** begin Given data **
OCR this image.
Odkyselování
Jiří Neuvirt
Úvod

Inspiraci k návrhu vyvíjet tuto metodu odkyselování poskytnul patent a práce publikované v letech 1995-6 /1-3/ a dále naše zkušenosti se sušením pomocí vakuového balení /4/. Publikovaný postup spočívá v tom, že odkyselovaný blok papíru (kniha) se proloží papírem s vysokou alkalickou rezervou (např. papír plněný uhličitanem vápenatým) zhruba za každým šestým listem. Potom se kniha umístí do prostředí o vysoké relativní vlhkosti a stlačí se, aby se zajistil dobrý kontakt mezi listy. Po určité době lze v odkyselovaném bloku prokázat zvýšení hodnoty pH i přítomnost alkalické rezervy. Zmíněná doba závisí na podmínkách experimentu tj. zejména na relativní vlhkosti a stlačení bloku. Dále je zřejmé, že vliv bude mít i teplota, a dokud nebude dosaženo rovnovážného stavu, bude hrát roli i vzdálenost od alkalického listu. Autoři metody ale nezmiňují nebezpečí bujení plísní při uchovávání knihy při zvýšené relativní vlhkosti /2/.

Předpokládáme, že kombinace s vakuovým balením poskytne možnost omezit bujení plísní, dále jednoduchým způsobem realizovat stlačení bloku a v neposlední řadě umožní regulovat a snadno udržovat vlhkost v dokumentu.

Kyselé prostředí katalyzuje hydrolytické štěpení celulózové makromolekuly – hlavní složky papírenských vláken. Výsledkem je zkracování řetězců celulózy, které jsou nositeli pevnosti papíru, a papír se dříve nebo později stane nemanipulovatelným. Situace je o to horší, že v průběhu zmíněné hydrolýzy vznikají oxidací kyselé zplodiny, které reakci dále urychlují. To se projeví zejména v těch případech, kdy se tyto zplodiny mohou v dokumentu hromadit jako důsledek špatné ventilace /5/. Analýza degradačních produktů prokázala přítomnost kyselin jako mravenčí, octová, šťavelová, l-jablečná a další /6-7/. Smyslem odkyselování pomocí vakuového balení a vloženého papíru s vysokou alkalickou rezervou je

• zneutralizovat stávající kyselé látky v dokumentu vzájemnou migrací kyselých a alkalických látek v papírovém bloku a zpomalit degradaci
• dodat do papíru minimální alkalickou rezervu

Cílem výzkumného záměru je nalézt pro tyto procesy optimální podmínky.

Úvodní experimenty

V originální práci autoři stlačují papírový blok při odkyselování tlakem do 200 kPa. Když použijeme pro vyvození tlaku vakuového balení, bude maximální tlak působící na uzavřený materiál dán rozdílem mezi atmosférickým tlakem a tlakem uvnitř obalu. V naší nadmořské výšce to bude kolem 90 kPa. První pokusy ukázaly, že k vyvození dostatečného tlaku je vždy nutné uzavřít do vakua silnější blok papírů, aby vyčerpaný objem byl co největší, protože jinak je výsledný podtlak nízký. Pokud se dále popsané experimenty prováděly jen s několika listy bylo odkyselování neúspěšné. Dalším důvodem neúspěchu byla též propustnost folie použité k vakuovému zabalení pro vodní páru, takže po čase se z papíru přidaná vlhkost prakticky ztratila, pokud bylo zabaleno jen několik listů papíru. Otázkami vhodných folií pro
** end Given data **
** begin Given data **
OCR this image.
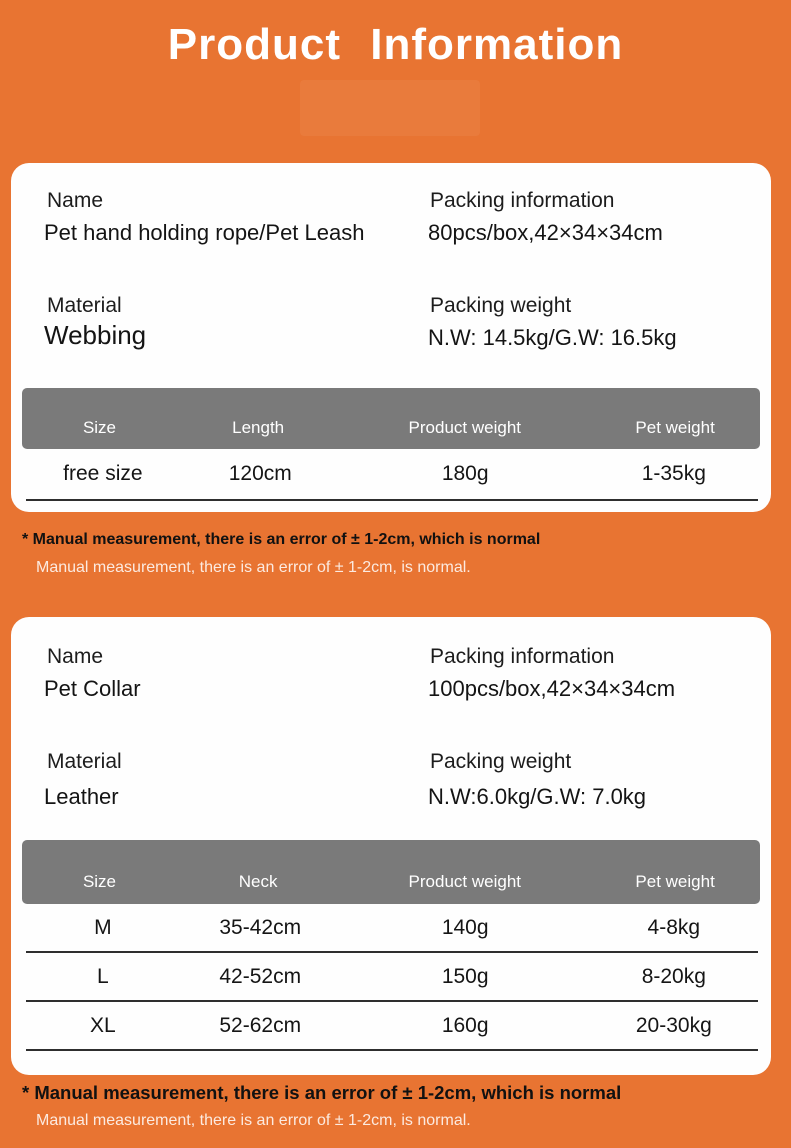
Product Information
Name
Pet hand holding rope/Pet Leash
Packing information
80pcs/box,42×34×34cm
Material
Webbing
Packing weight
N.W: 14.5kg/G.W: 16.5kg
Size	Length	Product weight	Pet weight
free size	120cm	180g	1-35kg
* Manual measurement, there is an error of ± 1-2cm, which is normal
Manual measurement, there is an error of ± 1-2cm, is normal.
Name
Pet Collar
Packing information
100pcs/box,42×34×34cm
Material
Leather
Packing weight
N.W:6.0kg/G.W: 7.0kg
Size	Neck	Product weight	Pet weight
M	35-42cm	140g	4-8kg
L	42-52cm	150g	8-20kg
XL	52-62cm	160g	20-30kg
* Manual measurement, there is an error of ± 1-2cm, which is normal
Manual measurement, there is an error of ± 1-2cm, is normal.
** end Given data **
** begin Given data **
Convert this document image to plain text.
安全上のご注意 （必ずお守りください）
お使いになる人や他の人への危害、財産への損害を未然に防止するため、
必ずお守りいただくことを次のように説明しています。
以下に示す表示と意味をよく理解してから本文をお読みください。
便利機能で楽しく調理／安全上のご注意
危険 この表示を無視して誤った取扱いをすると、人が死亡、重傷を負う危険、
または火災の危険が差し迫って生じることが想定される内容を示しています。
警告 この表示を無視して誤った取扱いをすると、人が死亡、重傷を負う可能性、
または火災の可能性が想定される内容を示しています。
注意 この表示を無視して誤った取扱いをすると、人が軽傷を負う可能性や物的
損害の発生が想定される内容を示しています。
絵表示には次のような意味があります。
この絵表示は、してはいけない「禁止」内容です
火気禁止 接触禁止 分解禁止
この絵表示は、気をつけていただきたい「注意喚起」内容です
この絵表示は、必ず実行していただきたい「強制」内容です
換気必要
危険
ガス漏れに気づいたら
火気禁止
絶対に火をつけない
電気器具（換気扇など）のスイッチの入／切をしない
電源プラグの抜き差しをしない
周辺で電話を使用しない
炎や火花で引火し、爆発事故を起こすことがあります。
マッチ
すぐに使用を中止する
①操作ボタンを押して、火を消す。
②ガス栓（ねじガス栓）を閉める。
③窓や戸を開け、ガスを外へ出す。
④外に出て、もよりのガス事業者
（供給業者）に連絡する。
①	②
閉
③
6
** end Given data **
▶ Task goal: Find every line holding the word "この絵表示は"; give their count and nothing else.

▶ Written reply: 3